Review the lines that follow and copy each one that contains the word "chimiques".

§ **Rows**:
--- Begin ---
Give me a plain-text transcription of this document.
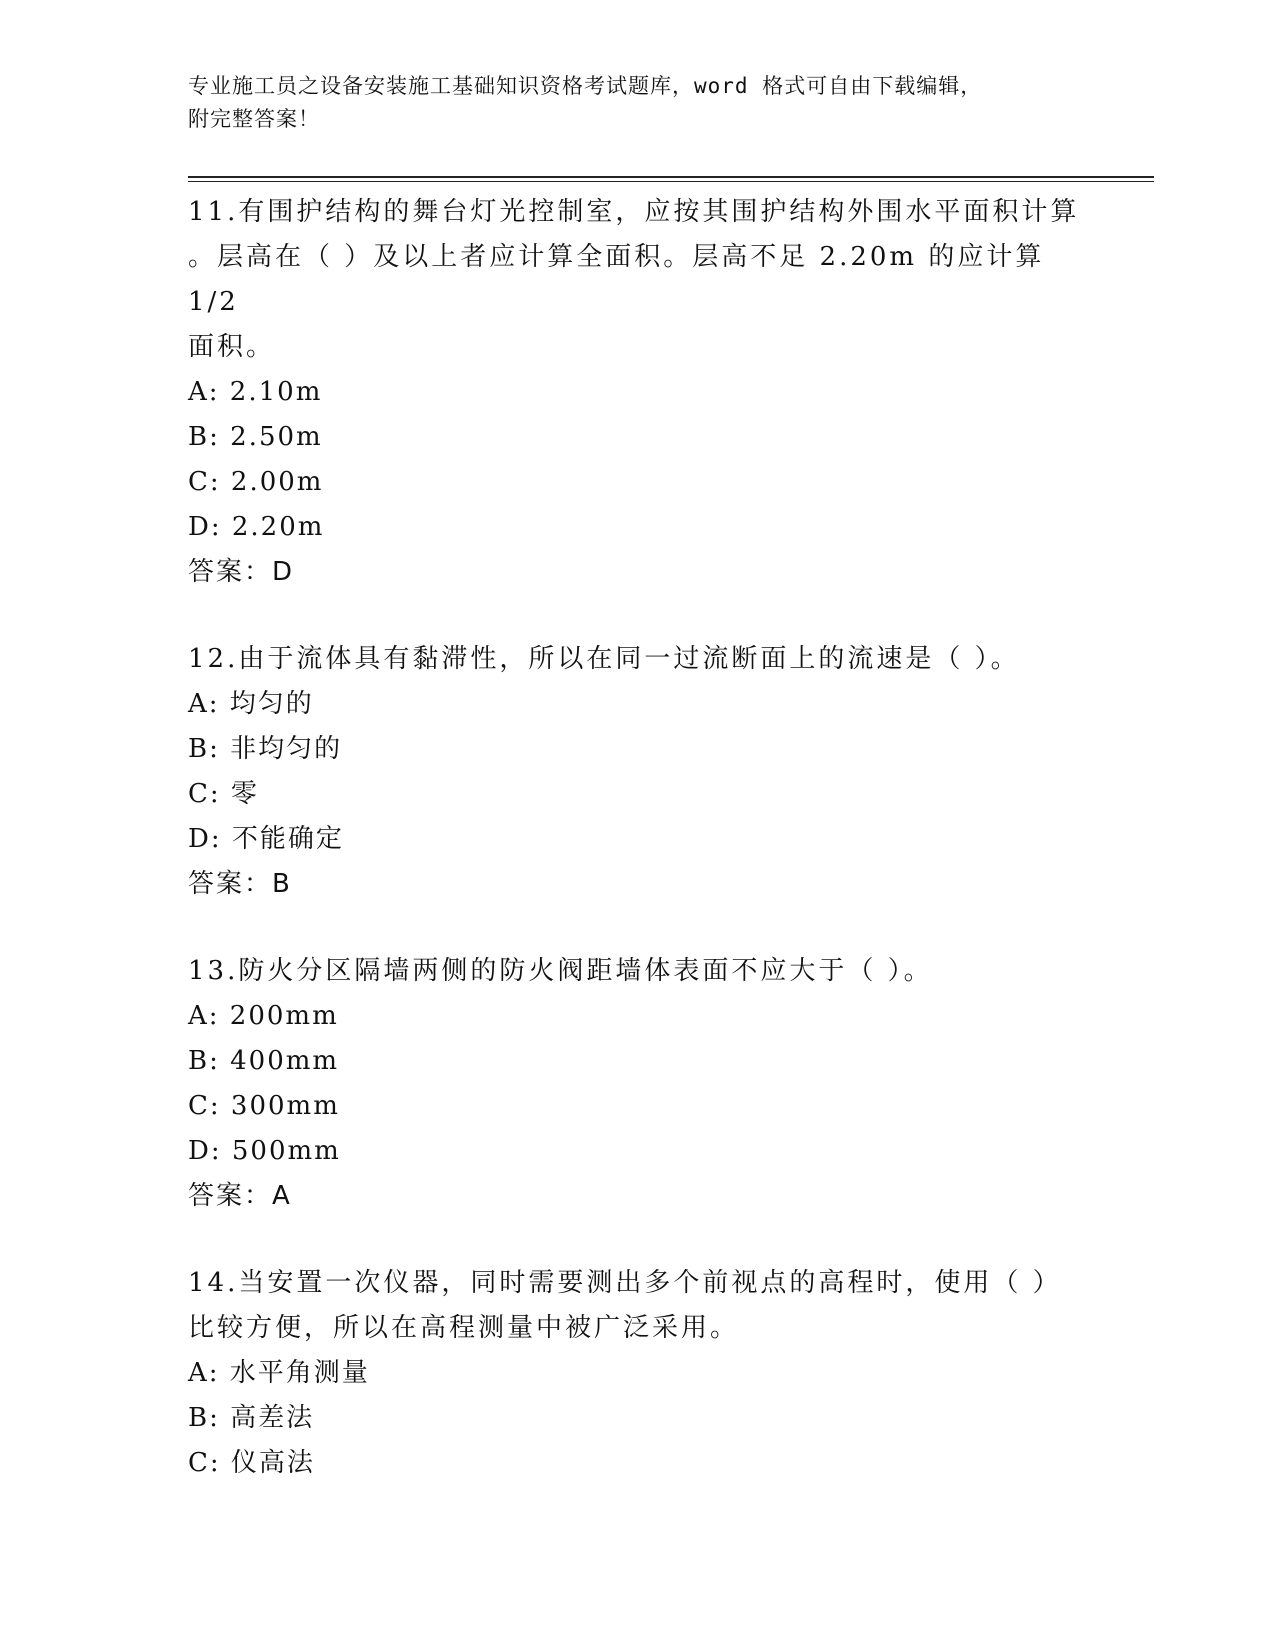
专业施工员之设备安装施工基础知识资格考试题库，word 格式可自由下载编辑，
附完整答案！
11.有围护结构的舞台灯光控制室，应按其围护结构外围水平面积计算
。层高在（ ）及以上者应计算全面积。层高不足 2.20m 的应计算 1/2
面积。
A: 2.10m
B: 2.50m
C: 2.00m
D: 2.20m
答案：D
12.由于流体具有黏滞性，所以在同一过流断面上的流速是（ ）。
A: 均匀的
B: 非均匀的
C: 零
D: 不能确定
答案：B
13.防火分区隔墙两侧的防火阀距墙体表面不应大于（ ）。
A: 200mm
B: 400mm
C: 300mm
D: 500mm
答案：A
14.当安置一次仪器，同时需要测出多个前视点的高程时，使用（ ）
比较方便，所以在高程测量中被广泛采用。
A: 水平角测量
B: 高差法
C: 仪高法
--- End ---
--- Begin ---
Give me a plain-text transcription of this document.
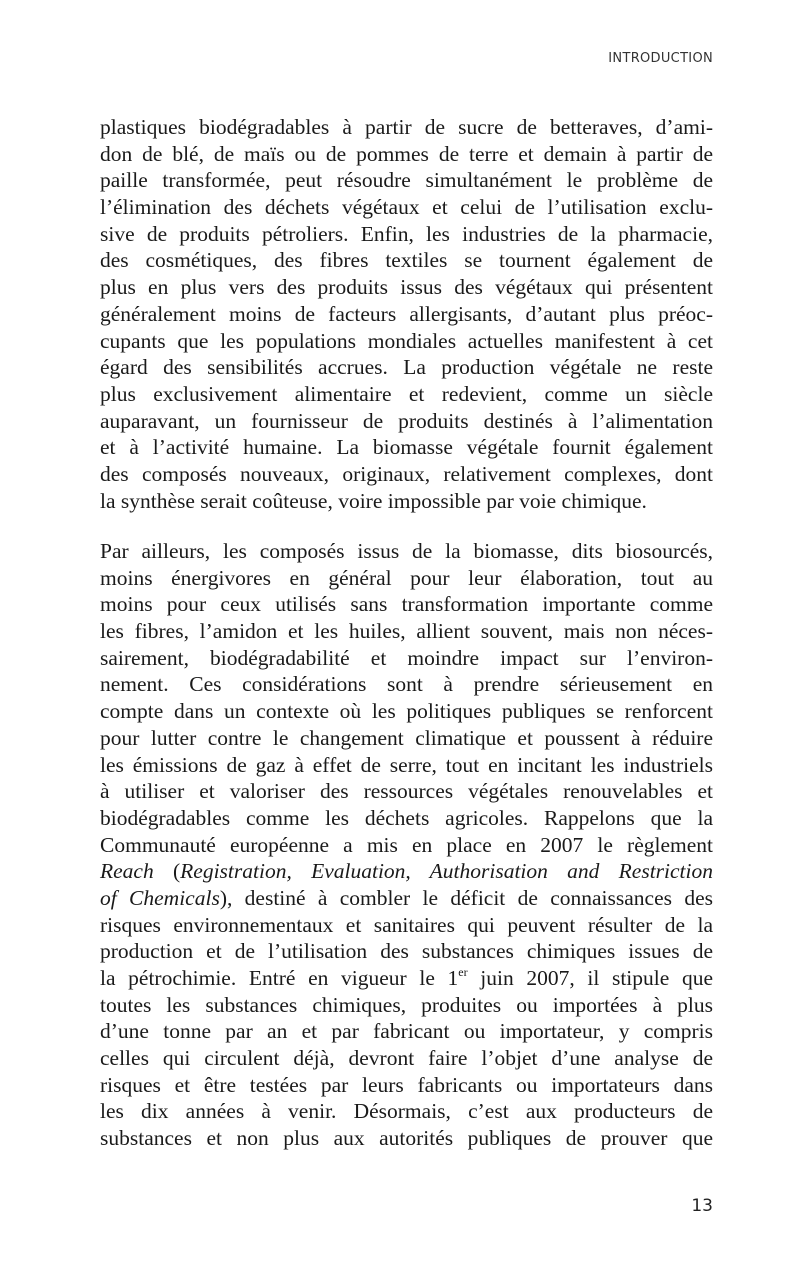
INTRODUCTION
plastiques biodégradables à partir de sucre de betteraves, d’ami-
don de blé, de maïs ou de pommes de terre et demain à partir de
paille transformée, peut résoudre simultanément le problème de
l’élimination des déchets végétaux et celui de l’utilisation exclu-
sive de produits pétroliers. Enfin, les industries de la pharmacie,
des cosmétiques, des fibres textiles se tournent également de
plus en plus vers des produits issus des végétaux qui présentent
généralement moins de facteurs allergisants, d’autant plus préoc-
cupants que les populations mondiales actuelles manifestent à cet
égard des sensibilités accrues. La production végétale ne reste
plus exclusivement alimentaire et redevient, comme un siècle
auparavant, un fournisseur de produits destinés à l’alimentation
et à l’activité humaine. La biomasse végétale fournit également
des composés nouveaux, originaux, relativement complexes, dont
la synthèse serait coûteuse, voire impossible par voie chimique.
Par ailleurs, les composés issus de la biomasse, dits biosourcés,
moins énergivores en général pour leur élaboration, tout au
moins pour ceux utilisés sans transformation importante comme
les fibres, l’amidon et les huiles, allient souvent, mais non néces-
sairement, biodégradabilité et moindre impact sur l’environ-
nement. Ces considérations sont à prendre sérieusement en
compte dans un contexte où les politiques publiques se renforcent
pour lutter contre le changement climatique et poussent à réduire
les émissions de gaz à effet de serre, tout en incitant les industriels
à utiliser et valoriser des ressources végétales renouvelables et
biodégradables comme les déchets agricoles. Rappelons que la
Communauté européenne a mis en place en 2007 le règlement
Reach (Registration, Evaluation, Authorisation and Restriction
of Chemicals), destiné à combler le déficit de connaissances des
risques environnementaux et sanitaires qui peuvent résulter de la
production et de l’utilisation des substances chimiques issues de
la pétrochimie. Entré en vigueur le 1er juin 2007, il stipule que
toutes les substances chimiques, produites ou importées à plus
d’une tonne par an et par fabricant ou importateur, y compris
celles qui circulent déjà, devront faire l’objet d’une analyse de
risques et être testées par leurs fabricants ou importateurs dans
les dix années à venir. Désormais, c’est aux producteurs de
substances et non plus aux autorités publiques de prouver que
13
--- End ---
§ **Solution to this task**:
production et de l’utilisation des substances chimiques issues de
toutes les substances chimiques, produites ou importées à plus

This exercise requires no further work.